▸ Description of the task
Output every record word for word.

+ + + +

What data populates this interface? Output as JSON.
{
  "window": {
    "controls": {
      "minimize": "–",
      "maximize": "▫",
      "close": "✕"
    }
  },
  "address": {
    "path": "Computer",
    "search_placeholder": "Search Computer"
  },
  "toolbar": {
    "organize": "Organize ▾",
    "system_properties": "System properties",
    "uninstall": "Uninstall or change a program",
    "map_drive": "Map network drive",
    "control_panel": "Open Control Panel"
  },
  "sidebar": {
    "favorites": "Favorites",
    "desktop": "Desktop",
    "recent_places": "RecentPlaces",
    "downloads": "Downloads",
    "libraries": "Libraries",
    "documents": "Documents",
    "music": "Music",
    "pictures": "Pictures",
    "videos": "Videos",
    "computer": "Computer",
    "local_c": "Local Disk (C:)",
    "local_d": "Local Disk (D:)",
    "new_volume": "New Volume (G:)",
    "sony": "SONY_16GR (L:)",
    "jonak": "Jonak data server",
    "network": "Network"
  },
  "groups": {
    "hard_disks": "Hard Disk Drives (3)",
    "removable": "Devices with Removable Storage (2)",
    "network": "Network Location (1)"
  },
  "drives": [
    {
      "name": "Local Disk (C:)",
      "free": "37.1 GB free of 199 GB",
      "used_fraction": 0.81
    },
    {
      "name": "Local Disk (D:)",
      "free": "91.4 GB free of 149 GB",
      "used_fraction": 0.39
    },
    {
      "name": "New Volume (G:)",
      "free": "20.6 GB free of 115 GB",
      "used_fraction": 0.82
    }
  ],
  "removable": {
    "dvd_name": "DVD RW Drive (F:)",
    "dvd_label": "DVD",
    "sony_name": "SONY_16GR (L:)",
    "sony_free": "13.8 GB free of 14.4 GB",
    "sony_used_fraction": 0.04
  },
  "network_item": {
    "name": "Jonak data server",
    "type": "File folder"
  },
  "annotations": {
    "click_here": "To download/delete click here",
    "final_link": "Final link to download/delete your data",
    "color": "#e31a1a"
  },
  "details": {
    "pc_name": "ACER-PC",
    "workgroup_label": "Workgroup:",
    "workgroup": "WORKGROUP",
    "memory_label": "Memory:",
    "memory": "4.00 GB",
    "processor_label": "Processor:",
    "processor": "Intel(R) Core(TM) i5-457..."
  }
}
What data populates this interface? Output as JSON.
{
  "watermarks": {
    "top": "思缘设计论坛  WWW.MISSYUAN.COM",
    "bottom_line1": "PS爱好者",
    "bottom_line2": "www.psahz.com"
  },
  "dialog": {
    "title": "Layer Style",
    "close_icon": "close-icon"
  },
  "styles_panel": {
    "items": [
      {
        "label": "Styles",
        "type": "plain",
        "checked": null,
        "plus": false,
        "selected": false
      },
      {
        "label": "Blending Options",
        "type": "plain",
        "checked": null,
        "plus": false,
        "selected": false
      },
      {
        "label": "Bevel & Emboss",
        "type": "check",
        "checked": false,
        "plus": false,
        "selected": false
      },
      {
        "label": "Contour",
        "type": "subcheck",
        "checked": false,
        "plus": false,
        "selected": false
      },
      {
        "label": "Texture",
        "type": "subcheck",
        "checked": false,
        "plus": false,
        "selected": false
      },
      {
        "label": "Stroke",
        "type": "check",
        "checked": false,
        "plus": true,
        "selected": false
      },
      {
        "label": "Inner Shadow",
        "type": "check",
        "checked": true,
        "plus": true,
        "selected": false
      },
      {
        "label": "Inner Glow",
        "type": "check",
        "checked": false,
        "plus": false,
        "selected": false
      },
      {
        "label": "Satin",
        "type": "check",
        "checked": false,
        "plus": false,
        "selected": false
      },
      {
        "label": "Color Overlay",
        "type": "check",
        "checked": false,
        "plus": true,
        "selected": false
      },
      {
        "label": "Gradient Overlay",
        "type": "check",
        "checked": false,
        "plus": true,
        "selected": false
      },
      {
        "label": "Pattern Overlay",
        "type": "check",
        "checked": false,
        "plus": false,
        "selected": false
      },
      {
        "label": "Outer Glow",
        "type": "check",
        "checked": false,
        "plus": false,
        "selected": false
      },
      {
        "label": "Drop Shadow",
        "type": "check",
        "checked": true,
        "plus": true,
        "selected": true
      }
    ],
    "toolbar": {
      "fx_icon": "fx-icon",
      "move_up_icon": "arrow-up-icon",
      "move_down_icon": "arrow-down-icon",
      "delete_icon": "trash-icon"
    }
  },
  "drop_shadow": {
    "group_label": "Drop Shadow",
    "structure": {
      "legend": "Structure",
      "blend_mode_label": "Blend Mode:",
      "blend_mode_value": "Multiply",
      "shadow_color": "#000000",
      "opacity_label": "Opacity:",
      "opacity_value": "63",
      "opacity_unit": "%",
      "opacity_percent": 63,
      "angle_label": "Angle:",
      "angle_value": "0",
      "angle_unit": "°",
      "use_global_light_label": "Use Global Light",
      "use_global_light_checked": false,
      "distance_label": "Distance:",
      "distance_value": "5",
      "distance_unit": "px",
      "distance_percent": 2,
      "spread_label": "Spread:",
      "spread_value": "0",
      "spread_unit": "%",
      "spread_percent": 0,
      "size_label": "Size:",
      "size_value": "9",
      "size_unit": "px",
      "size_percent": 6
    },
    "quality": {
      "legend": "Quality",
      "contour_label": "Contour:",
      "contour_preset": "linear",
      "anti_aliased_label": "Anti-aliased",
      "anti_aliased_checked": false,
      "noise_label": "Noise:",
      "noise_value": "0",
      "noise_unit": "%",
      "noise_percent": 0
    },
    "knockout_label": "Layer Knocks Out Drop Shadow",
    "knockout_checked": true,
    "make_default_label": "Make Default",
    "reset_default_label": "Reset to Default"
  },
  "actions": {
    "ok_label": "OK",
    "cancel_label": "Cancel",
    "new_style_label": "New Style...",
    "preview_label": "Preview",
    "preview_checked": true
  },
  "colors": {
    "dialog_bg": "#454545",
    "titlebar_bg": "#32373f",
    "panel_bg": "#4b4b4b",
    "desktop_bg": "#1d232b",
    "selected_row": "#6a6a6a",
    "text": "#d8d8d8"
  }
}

+ + + +

▸ The answer
What data populates this interface? Output as JSON.
{
  "window": {
    "controls": {
      "minimize": "–",
      "maximize": "▫",
      "close": "✕"
    }
  },
  "address": {
    "path": "Computer",
    "search_placeholder": "Search Computer"
  },
  "toolbar": {
    "organize": "Organize ▾",
    "system_properties": "System properties",
    "uninstall": "Uninstall or change a program",
    "map_drive": "Map network drive",
    "control_panel": "Open Control Panel"
  },
  "sidebar": {
    "favorites": "Favorites",
    "desktop": "Desktop",
    "recent_places": "RecentPlaces",
    "downloads": "Downloads",
    "libraries": "Libraries",
    "documents": "Documents",
    "music": "Music",
    "pictures": "Pictures",
    "videos": "Videos",
    "computer": "Computer",
    "local_c": "Local Disk (C:)",
    "local_d": "Local Disk (D:)",
    "new_volume": "New Volume (G:)",
    "sony": "SONY_16GR (L:)",
    "jonak": "Jonak data server",
    "network": "Network"
  },
  "groups": {
    "hard_disks": "Hard Disk Drives (3)",
    "removable": "Devices with Removable Storage (2)",
    "network": "Network Location (1)"
  },
  "drives": [
    {
      "name": "Local Disk (C:)",
      "free": "37.1 GB free of 199 GB",
      "used_fraction": 0.81
    },
    {
      "name": "Local Disk (D:)",
      "free": "91.4 GB free of 149 GB",
      "used_fraction": 0.39
    },
    {
      "name": "New Volume (G:)",
      "free": "20.6 GB free of 115 GB",
      "used_fraction": 0.82
    }
  ],
  "removable": {
    "dvd_name": "DVD RW Drive (F:)",
    "dvd_label": "DVD",
    "sony_name": "SONY_16GR (L:)",
    "sony_free": "13.8 GB free of 14.4 GB",
    "sony_used_fraction": 0.04
  },
  "network_item": {
    "name": "Jonak data server",
    "type": "File folder"
  },
  "annotations": {
    "click_here": "To download/delete click here",
    "final_link": "Final link to download/delete your data",
    "color": "#e31a1a"
  },
  "details": {
    "pc_name": "ACER-PC",
    "workgroup_label": "Workgroup:",
    "workgroup": "WORKGROUP",
    "memory_label": "Memory:",
    "memory": "4.00 GB",
    "processor_label": "Processor:",
    "processor": "Intel(R) Core(TM) i5-457..."
  }
}
What data populates this interface? Output as JSON.
{
  "watermarks": {
    "top": "思缘设计论坛  WWW.MISSYUAN.COM",
    "bottom_line1": "PS爱好者",
    "bottom_line2": "www.psahz.com"
  },
  "dialog": {
    "title": "Layer Style",
    "close_icon": "close-icon"
  },
  "styles_panel": {
    "items": [
      {
        "label": "Styles",
        "type": "plain",
        "checked": null,
        "plus": false,
        "selected": false
      },
      {
        "label": "Blending Options",
        "type": "plain",
        "checked": null,
        "plus": false,
        "selected": false
      },
      {
        "label": "Bevel & Emboss",
        "type": "check",
        "checked": false,
        "plus": false,
        "selected": false
      },
      {
        "label": "Contour",
        "type": "subcheck",
        "checked": false,
        "plus": false,
        "selected": false
      },
      {
        "label": "Texture",
        "type": "subcheck",
        "checked": false,
        "plus": false,
        "selected": false
      },
      {
        "label": "Stroke",
        "type": "check",
        "checked": false,
        "plus": true,
        "selected": false
      },
      {
        "label": "Inner Shadow",
        "type": "check",
        "checked": true,
        "plus": true,
        "selected": false
      },
      {
        "label": "Inner Glow",
        "type": "check",
        "checked": false,
        "plus": false,
        "selected": false
      },
      {
        "label": "Satin",
        "type": "check",
        "checked": false,
        "plus": false,
        "selected": false
      },
      {
        "label": "Color Overlay",
        "type": "check",
        "checked": false,
        "plus": true,
        "selected": false
      },
      {
        "label": "Gradient Overlay",
        "type": "check",
        "checked": false,
        "plus": true,
        "selected": false
      },
      {
        "label": "Pattern Overlay",
        "type": "check",
        "checked": false,
        "plus": false,
        "selected": false
      },
      {
        "label": "Outer Glow",
        "type": "check",
        "checked": false,
        "plus": false,
        "selected": false
      },
      {
        "label": "Drop Shadow",
        "type": "check",
        "checked": true,
        "plus": true,
        "selected": true
      }
    ],
    "toolbar": {
      "fx_icon": "fx-icon",
      "move_up_icon": "arrow-up-icon",
      "move_down_icon": "arrow-down-icon",
      "delete_icon": "trash-icon"
    }
  },
  "drop_shadow": {
    "group_label": "Drop Shadow",
    "structure": {
      "legend": "Structure",
      "blend_mode_label": "Blend Mode:",
      "blend_mode_value": "Multiply",
      "shadow_color": "#000000",
      "opacity_label": "Opacity:",
      "opacity_value": "63",
      "opacity_unit": "%",
      "opacity_percent": 63,
      "angle_label": "Angle:",
      "angle_value": "0",
      "angle_unit": "°",
      "use_global_light_label": "Use Global Light",
      "use_global_light_checked": false,
      "distance_label": "Distance:",
      "distance_value": "5",
      "distance_unit": "px",
      "distance_percent": 2,
      "spread_label": "Spread:",
      "spread_value": "0",
      "spread_unit": "%",
      "spread_percent": 0,
      "size_label": "Size:",
      "size_value": "9",
      "size_unit": "px",
      "size_percent": 6
    },
    "quality": {
      "legend": "Quality",
      "contour_label": "Contour:",
      "contour_preset": "linear",
      "anti_aliased_label": "Anti-aliased",
      "anti_aliased_checked": false,
      "noise_label": "Noise:",
      "noise_value": "0",
      "noise_unit": "%",
      "noise_percent": 0
    },
    "knockout_label": "Layer Knocks Out Drop Shadow",
    "knockout_checked": true,
    "make_default_label": "Make Default",
    "reset_default_label": "Reset to Default"
  },
  "actions": {
    "ok_label": "OK",
    "cancel_label": "Cancel",
    "new_style_label": "New Style...",
    "preview_label": "Preview",
    "preview_checked": true
  },
  "colors": {
    "dialog_bg": "#454545",
    "titlebar_bg": "#32373f",
    "panel_bg": "#4b4b4b",
    "desktop_bg": "#1d232b",
    "selected_row": "#6a6a6a",
    "text": "#d8d8d8"
  }
}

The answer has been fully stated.